▽

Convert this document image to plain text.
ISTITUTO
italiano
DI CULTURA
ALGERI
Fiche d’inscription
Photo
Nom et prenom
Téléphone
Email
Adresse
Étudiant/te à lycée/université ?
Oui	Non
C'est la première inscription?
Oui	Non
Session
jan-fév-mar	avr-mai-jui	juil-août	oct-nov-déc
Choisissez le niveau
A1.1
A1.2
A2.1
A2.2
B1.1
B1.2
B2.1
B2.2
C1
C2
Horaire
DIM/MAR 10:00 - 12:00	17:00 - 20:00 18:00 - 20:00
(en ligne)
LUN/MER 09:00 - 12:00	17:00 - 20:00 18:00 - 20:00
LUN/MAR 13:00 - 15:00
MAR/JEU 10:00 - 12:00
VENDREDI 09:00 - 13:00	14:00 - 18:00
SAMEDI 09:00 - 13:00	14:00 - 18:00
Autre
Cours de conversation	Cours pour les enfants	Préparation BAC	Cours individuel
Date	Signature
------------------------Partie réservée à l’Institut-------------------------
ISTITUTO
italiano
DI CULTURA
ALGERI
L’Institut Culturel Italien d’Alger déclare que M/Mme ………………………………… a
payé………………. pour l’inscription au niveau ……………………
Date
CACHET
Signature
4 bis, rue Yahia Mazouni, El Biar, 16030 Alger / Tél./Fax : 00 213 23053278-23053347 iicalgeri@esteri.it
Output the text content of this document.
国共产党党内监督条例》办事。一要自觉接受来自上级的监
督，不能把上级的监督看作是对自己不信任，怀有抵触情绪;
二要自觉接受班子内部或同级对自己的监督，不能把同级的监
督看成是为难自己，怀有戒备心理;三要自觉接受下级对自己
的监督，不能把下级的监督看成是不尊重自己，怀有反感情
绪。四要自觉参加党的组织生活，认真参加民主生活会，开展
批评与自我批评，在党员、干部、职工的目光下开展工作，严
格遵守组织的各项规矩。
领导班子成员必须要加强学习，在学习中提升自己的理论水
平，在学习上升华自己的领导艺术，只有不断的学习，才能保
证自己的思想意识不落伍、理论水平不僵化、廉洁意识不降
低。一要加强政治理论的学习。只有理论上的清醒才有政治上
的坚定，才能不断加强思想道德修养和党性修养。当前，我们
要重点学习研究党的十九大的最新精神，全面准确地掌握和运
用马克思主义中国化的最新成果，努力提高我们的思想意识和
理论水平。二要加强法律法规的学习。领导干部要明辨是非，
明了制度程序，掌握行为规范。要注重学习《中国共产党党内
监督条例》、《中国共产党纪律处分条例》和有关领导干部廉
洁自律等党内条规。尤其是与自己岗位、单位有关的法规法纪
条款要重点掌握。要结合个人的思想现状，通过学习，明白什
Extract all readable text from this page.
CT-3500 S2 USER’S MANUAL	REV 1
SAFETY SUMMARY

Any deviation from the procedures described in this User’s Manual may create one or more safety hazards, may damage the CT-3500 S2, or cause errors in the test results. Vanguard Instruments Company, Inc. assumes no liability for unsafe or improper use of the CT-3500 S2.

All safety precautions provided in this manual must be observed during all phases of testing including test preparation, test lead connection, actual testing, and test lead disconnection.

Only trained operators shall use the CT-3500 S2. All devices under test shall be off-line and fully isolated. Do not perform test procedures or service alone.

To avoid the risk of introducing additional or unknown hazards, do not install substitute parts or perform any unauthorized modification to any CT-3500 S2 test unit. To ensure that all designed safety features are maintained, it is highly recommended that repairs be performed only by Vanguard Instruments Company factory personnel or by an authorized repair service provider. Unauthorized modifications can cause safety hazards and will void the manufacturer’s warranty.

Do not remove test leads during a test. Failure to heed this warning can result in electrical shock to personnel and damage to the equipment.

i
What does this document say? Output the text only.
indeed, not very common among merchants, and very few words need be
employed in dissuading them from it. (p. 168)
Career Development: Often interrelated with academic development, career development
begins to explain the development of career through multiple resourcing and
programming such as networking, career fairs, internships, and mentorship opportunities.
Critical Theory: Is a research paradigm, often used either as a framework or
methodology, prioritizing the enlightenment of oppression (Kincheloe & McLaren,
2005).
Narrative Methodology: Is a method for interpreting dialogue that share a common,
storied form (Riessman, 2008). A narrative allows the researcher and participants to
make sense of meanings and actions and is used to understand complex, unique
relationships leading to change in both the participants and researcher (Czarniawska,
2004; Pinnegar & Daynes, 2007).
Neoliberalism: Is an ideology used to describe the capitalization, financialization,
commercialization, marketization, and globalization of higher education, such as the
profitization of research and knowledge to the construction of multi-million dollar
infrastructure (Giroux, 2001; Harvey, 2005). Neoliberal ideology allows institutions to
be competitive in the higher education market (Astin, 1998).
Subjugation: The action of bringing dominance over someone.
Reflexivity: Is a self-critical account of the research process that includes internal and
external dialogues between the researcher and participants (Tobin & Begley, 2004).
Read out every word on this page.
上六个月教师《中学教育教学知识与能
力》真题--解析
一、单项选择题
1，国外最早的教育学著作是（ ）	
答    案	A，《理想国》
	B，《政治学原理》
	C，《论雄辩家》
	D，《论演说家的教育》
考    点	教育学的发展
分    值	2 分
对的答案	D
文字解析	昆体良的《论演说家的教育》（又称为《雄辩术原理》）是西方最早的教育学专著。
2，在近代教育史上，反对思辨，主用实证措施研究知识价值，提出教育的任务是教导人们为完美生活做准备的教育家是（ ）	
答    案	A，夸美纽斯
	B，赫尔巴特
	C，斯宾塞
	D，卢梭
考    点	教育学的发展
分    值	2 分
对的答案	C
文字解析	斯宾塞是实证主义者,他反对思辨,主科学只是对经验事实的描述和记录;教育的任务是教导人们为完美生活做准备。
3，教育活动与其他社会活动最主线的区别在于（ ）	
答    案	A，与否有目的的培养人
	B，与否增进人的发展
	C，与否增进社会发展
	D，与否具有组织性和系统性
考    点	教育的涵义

△

## Exercise objective
Please retype, exactly as written, every line from the line containing "Read out every word on this page." through the last line of the records above, including both of those lines, and nothing else.

## Complete answer
Read out every word on this page.
上六个月教师《中学教育教学知识与能
力》真题--解析
一、单项选择题
1，国外最早的教育学著作是（ ）	
答    案	A，《理想国》
	B，《政治学原理》
	C，《论雄辩家》
	D，《论演说家的教育》
考    点	教育学的发展
分    值	2 分
对的答案	D
文字解析	昆体良的《论演说家的教育》（又称为《雄辩术原理》）是西方最早的教育学专著。
2，在近代教育史上，反对思辨，主用实证措施研究知识价值，提出教育的任务是教导人们为完美生活做准备的教育家是（ ）	
答    案	A，夸美纽斯
	B，赫尔巴特
	C，斯宾塞
	D，卢梭
考    点	教育学的发展
分    值	2 分
对的答案	C
文字解析	斯宾塞是实证主义者,他反对思辨,主科学只是对经验事实的描述和记录;教育的任务是教导人们为完美生活做准备。
3，教育活动与其他社会活动最主线的区别在于（ ）	
答    案	A，与否有目的的培养人
	B，与否增进人的发展
	C，与否增进社会发展
	D，与否具有组织性和系统性
考    点	教育的涵义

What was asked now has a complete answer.